WHAT YOU WILL DO ▸ In the description of the Brimstone Canary below, during which months does the bird breed?

This species is found in open, lightly wooded habitats, such as hillsides with trees or scrub and forest edges. In South Africa it occurs mainly in coastal areas, inhabiting coastal bush, shrubs along streams, gardens, and areas with rank vegetation
Male is larger than Yellow Fronted Canary with a heavier pinkish-horn bill, less distinct face pattern with an olive-green malar stripe. Rump and mantle are both green with dark streaking. Female and immature are duller. The Brimstone Canary can be confused with the Yellow-fronted Canary, but that species is smaller billed with a much more defined head pattern and a bright yellow rump.
The call notes of the Brimstone Canary in the south of its range are a trilled, deeply pitched swirriwirrit or chirrup. The song is a jumble of chirps, whistles, warbles and trills, with the same deep pitch as the call. Northern birds have a faster, higher, less jumbled and more tuneful version of the song.
The Brimstone Canary breeds from August to October. The nest is an open cup built from thin stems and other plant material and lined with plant down. It is placed in a leafy bush or a tree.
The Brimstone Canary is less gregarious than other canaries. It tends to be found singly or in pairs, or occasionally in small groups, and is a common visitor to gardens. It feeds on fruit, seeds, flowers and shoots. Hard seed cases are cracked with the stout bill.

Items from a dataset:
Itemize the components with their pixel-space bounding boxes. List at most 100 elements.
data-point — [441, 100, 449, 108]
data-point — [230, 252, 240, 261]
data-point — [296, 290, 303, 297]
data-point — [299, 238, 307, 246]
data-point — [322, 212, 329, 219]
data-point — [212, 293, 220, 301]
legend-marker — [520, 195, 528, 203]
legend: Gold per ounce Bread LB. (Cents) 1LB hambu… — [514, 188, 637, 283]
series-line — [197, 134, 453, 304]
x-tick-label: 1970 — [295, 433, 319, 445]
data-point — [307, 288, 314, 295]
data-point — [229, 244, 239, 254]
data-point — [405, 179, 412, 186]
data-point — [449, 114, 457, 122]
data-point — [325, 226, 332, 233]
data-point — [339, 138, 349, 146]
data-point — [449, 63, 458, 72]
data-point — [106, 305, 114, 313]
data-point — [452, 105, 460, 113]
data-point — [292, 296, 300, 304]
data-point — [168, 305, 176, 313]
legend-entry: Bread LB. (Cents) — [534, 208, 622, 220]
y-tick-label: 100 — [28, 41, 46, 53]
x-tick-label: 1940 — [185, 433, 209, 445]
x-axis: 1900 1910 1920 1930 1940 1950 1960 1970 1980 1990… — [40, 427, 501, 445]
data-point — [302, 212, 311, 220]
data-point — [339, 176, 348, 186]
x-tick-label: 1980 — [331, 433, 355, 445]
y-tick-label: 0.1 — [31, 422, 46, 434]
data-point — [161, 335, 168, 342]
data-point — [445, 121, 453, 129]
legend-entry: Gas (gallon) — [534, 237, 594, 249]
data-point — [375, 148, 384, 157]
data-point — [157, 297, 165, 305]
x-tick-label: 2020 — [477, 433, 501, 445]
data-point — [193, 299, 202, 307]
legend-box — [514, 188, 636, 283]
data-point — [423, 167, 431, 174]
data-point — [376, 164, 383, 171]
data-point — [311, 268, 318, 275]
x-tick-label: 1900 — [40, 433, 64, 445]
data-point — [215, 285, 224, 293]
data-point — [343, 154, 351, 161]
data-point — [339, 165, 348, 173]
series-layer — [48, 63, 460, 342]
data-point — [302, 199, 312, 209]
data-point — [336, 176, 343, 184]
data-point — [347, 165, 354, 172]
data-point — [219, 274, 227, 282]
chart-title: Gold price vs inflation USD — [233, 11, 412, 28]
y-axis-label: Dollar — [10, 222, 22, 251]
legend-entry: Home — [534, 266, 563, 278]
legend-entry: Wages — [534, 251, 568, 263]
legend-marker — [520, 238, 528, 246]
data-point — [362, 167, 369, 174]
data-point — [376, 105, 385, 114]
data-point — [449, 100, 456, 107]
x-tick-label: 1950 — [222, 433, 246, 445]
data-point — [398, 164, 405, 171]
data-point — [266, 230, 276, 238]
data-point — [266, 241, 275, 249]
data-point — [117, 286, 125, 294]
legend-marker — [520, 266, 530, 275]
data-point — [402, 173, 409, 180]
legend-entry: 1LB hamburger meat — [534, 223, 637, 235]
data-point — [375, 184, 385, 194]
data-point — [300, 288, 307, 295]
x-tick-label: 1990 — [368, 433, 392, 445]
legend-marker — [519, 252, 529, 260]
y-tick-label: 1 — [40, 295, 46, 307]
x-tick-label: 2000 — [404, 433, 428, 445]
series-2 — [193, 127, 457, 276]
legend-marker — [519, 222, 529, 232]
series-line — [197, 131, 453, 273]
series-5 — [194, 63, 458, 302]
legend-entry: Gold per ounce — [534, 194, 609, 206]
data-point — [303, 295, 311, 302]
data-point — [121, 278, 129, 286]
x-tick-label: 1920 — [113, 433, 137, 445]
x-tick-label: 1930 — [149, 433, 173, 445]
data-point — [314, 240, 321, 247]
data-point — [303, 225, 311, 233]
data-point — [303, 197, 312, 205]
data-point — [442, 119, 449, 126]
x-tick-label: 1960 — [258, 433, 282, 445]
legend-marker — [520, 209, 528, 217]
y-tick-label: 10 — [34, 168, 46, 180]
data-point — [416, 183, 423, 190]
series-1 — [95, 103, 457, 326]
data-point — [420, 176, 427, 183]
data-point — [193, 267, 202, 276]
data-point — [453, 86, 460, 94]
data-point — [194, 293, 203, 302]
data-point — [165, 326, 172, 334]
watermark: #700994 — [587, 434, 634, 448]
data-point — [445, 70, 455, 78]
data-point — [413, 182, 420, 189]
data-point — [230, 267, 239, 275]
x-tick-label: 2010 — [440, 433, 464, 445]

RESPONSE TO THE TASK ▸ It breeds from August to October.